• **Problem to solve**
Transcribe the listing word for word.

• **Stored items**
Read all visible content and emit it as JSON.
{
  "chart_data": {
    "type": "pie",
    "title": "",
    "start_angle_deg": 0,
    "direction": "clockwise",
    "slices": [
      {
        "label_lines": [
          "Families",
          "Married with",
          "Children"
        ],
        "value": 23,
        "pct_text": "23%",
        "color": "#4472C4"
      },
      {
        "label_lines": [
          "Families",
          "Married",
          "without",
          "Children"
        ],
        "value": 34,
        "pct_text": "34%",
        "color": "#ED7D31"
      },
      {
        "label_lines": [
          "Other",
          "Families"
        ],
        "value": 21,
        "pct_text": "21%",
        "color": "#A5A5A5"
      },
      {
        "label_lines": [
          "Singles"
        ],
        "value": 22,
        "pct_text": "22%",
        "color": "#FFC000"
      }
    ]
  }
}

• **Reply**
Read all visible content and emit it as JSON.
{
  "chart_data": {
    "type": "pie",
    "title": "",
    "start_angle_deg": 0,
    "direction": "clockwise",
    "slices": [
      {
        "label_lines": [
          "Families",
          "Married with",
          "Children"
        ],
        "value": 23,
        "pct_text": "23%",
        "color": "#4472C4"
      },
      {
        "label_lines": [
          "Families",
          "Married",
          "without",
          "Children"
        ],
        "value": 34,
        "pct_text": "34%",
        "color": "#ED7D31"
      },
      {
        "label_lines": [
          "Other",
          "Families"
        ],
        "value": 21,
        "pct_text": "21%",
        "color": "#A5A5A5"
      },
      {
        "label_lines": [
          "Singles"
        ],
        "value": 22,
        "pct_text": "22%",
        "color": "#FFC000"
      }
    ]
  }
}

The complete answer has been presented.